Each line that holds the string "from" counts once; say how many such lines there are and add nothing.
[START OF Records to use]
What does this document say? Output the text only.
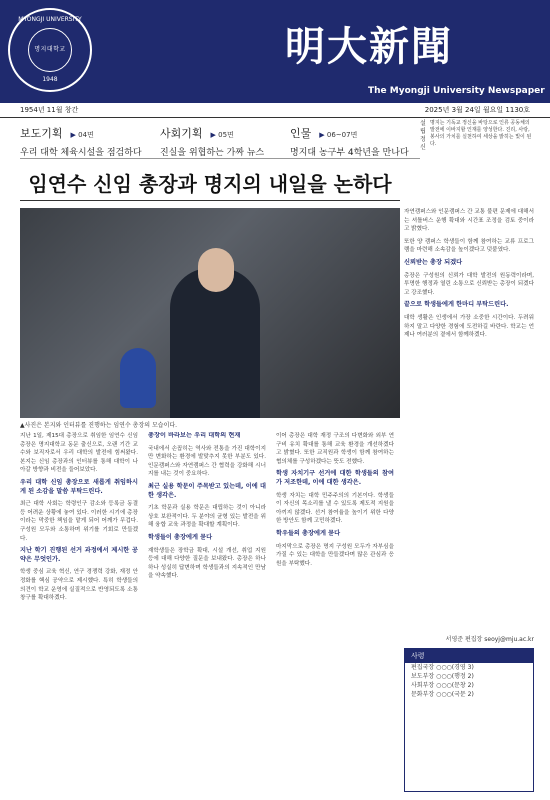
MYONGJI UNIVERSITY
명지대학교
1948
明大新聞
The Myongji University Newspaper
1954년 11월 창간	2025년 3월 24일 월요일 1130호
보도기획 ▶ 04면
우리 대학 체육시설을 점검하다
사회기획 ▶ 05면
진실을 위협하는 가짜 뉴스
인물 ▶ 06~07면
명지대 농구부 4학년을 만나다
설립정신
명지는 기독교 정신을 바탕으로 인류 공동체의 발전에 이바지할 인재를 양성한다. 진리, 사랑, 봉사의 가치를 실천하여 세상을 밝히는 빛이 된다.
임연수 신임 총장과 명지의 내일을 논하다
▲사진은 본지와 인터뷰를 진행하는 임연수 총장의 모습이다.

지난 1일, 제15대 총장으로 취임한 임연수 신임 총장은 명지대학교 동문 출신으로, 오랜 기간 교수와 보직자로서 우리 대학의 발전에 힘써왔다. 본지는 신임 총장과의 인터뷰를 통해 대학이 나아갈 방향과 비전을 들어보았다.

우리 대학 신임 총장으로 새롭게 취임하시게 된 소감을 말씀 부탁드린다.

최근 대학 사회는 학령인구 감소와 등록금 동결 등 어려운 상황에 놓여 있다. 이러한 시기에 총장이라는 막중한 책임을 맡게 되어 어깨가 무겁다. 구성원 모두와 소통하며 위기를 기회로 만들겠다.

지난 학기 진행된 선거 과정에서 제시한 공약은 무엇인가.

학생 중심 교육 혁신, 연구 경쟁력 강화, 재정 안정화를 핵심 공약으로 제시했다. 특히 학생들의 의견이 학교 운영에 실질적으로 반영되도록 소통 창구를 확대하겠다.

총장이 바라보는 우리 대학의 현재

국내에서 손꼽히는 역사와 전통을 가진 대학이지만 변화하는 환경에 발맞추지 못한 부분도 있다. 인문캠퍼스와 자연캠퍼스 간 협력을 강화해 시너지를 내는 것이 중요하다.

최근 실용 학문이 주목받고 있는데, 이에 대한 생각은.

기초 학문과 실용 학문은 대립하는 것이 아니라 상호 보완적이다. 두 분야의 균형 있는 발전을 위해 융합 교육 과정을 확대할 계획이다.

학생들이 총장에게 묻다

재학생들은 장학금 확대, 시설 개선, 취업 지원 등에 대해 다양한 질문을 보내왔다. 총장은 하나하나 성실히 답변하며 학생들과의 지속적인 만남을 약속했다.

이어 총장은 대학 재정 구조의 다변화와 외부 연구비 유치 확대를 통해 교육 환경을 개선하겠다고 밝혔다. 또한 교직원과 학생이 함께 참여하는 협의체를 구성하겠다는 뜻도 전했다.

학생 자치기구 선거에 대한 학생들의 참여가 저조한데, 이에 대한 생각은.

학생 자치는 대학 민주주의의 기본이다. 학생들이 자신의 목소리를 낼 수 있도록 제도적 지원을 아끼지 않겠다. 선거 참여율을 높이기 위한 다양한 방안도 함께 고민하겠다.

학우들의 총장에게 묻다

마지막으로 총장은 명지 구성원 모두가 자부심을 가질 수 있는 대학을 만들겠다며 많은 관심과 응원을 부탁했다.

자연캠퍼스와 인문캠퍼스 간 교통 불편 문제에 대해서는 셔틀버스 운행 확대와 시간표 조정을 검토 중이라고 밝혔다.

또한 양 캠퍼스 학생들이 함께 참여하는 교류 프로그램을 마련해 소속감을 높이겠다고 덧붙였다.

신뢰받는 총장 되겠다

총장은 구성원의 신뢰가 대학 발전의 원동력이라며, 투명한 행정과 열린 소통으로 신뢰받는 총장이 되겠다고 강조했다.

끝으로 학생들에게 한마디 부탁드린다.

대학 생활은 인생에서 가장 소중한 시간이다. 두려워하지 말고 다양한 경험에 도전하길 바란다. 학교는 언제나 여러분의 곁에서 함께하겠다.

서영준 편집장 seoyj@mju.ac.kr
사령
편집국장 ○○○(경영 3)
보도부장 ○○○(행정 2)
사회부장 ○○○(문창 2)
문화부장 ○○○(국문 2)
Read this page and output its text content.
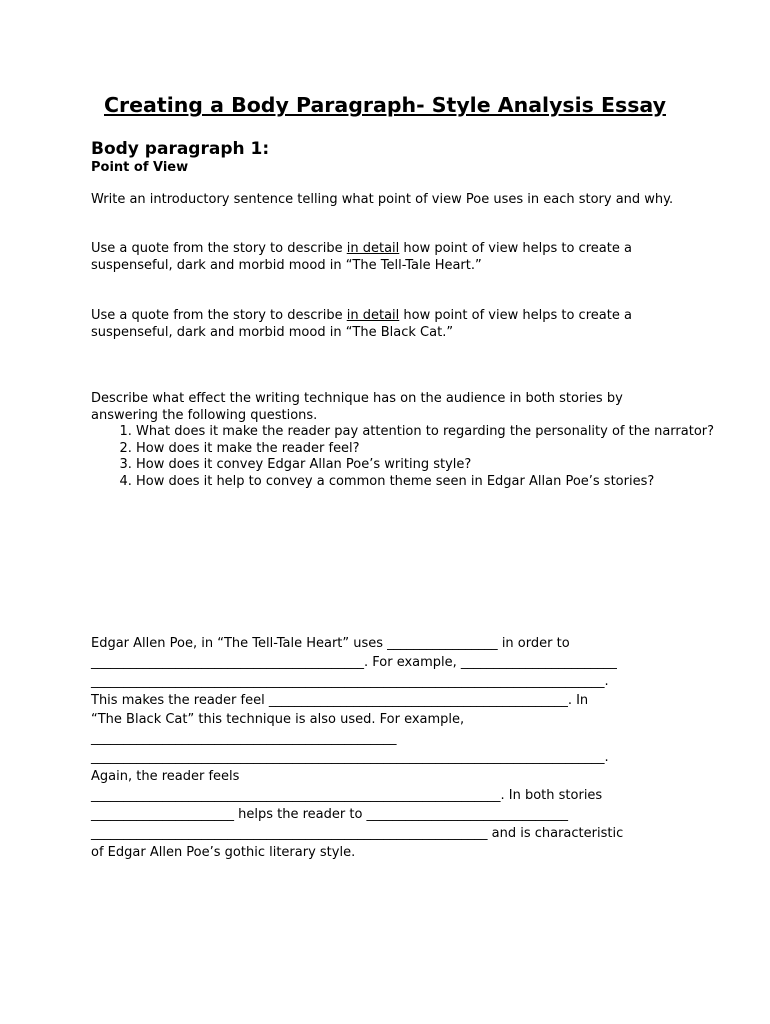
Creating a Body Paragraph- Style Analysis Essay
Body paragraph 1:
Point of View

Write an introductory sentence telling what point of view Poe uses in each story and why.

Use a quote from the story to describe in detail how point of view helps to create a suspenseful, dark and morbid mood in “The Tell-Tale Heart.”

Use a quote from the story to describe in detail how point of view helps to create a suspenseful, dark and morbid mood in “The Black Cat.”

Describe what effect the writing technique has on the audience in both stories by answering the following questions.

1. What does it make the reader pay attention to regarding the personality of the narrator?
2. How does it make the reader feel?
3. How does it convey Edgar Allan Poe’s writing style?
4. How does it help to convey a common theme seen in Edgar Allan Poe’s stories?
Edgar Allen Poe, in “The Tell-Tale Heart” uses _________________ in order to
__________________________________________. For example, ________________________
_______________________________________________________________________________.
This makes the reader feel ______________________________________________. In
“The Black Cat” this technique is also used. For example,
_______________________________________________
_______________________________________________________________________________.
Again, the reader feels
_______________________________________________________________. In both stories
______________________ helps the reader to _______________________________
_____________________________________________________________ and is characteristic
of Edgar Allen Poe’s gothic literary style.
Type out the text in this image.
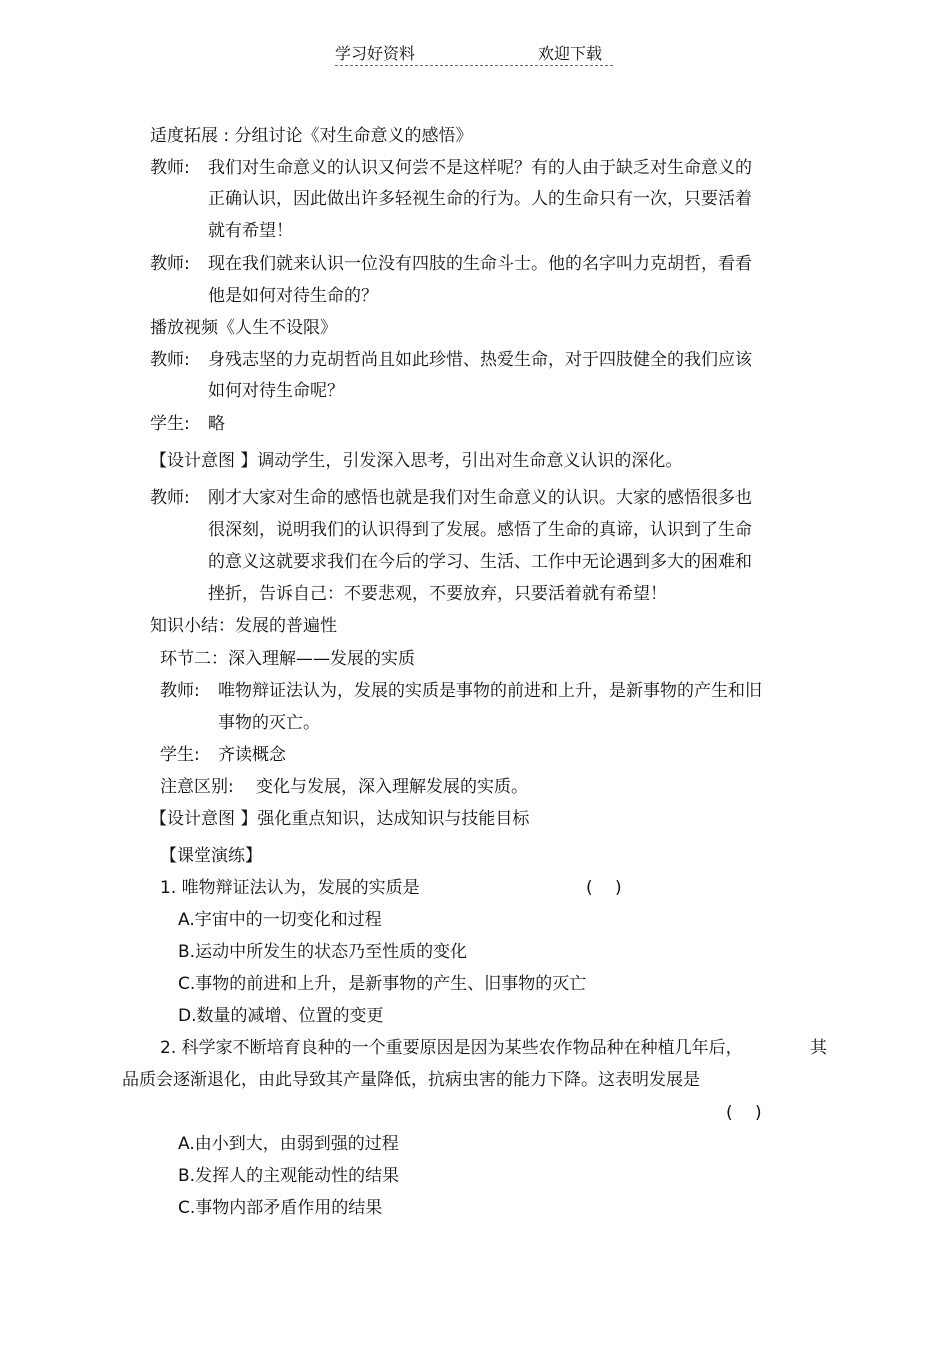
学习好资料	欢迎下载
适度拓展 : 分组讨论《对生命意义的感悟》
教师: 我们对生命意义的认识又何尝不是这样呢？有的人由于缺乏对生命意义的
正确认识，因此做出许多轻视生命的行为。人的生命只有一次，只要活着
就有希望！
教师: 现在我们就来认识一位没有四肢的生命斗士。他的名字叫力克胡哲，看看
他是如何对待生命的？
播放视频《人生不设限》
教师: 身残志坚的力克胡哲尚且如此珍惜、热爱生命，对于四肢健全的我们应该
如何对待生命呢？
学生: 略
【设计意图 】调动学生，引发深入思考，引出对生命意义认识的深化。
教师: 刚才大家对生命的感悟也就是我们对生命意义的认识。大家的感悟很多也
很深刻，说明我们的认识得到了发展。感悟了生命的真谛，认识到了生命
的意义这就要求我们在今后的学习、生活、工作中无论遇到多大的困难和
挫折，告诉自己：不要悲观，不要放弃，只要活着就有希望！
知识小结：发展的普遍性
环节二：深入理解——发展的实质
教师: 唯物辩证法认为，发展的实质是事物的前进和上升，是新事物的产生和旧
事物的灭亡。
学生: 齐读概念
注意区别: 变化与发展，深入理解发展的实质。
【设计意图 】强化重点知识，达成知识与技能目标
【课堂演练】
1. 唯物辩证法认为，发展的实质是	(　 )
A.宇宙中的一切变化和过程
B.运动中所发生的状态乃至性质的变化
C.事物的前进和上升，是新事物的产生、旧事物的灭亡
D.数量的减增、位置的变更
2. 科学家不断培育良种的一个重要原因是因为某些农作物品种在种植几年后，	其
品质会逐渐退化，由此导致其产量降低，抗病虫害的能力下降。这表明发展是
(　 )
A.由小到大，由弱到强的过程
B.发挥人的主观能动性的结果
C.事物内部矛盾作用的结果
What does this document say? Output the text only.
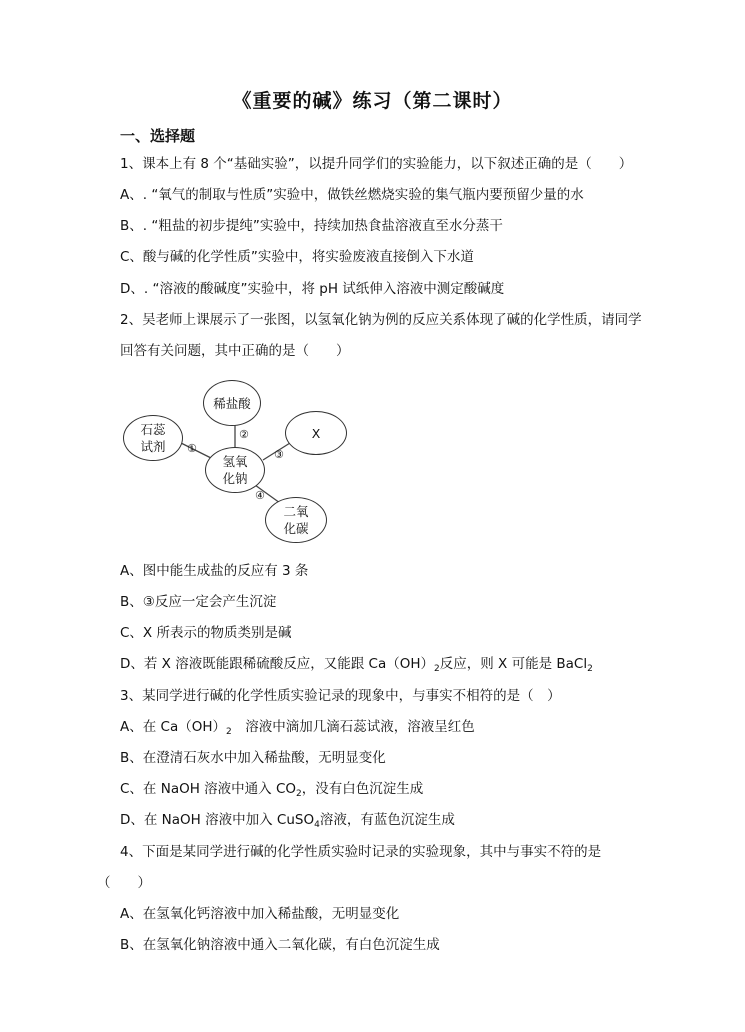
《重要的碱》练习（第二课时）
一、选择题
1、课本上有 8 个“基础实验”，以提升同学们的实验能力，以下叙述正确的是（　　）
A、. “氧气的制取与性质”实验中，做铁丝燃烧实验的集气瓶内要预留少量的水
B、. “粗盐的初步提纯”实验中，持续加热食盐溶液直至水分蒸干
C、酸与碱的化学性质”实验中，将实验废液直接倒入下水道
D、. “溶液的酸碱度”实验中，将 pH 试纸伸入溶液中测定酸碱度
2、吴老师上课展示了一张图，以氢氧化钠为例的反应关系体现了碱的化学性质，请同学
回答有关问题，其中正确的是（　　）
稀盐酸
石蕊
试剂
X
氢氧
化钠
二氧
化碳
①
②
③
④
A、图中能生成盐的反应有 3 条
B、③反应一定会产生沉淀
C、X 所表示的物质类别是碱
D、若 X 溶液既能跟稀硫酸反应，又能跟 $Ca(OH)_2$反应，则 X 可能是 BaCl$_2$
3、某同学进行碱的化学性质实验记录的现象中，与事实不相符的是（　）
A、在 $Ca(OH)_2$　溶液中滴加几滴石蕊试液，溶液呈红色
B、在澄清石灰水中加入稀盐酸，无明显变化
C、在 NaOH 溶液中通入 $CO_2$，没有白色沉淀生成
D、在 NaOH 溶液中加入 CuSO$_4$溶液，有蓝色沉淀生成
4、下面是某同学进行碱的化学性质实验时记录的实验现象，其中与事实不符的是
（　　）
A、在氢氧化钙溶液中加入稀盐酸，无明显变化
B、在氢氧化钠溶液中通入二氧化碳，有白色沉淀生成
[END OF Records to use]
== Full output ==
2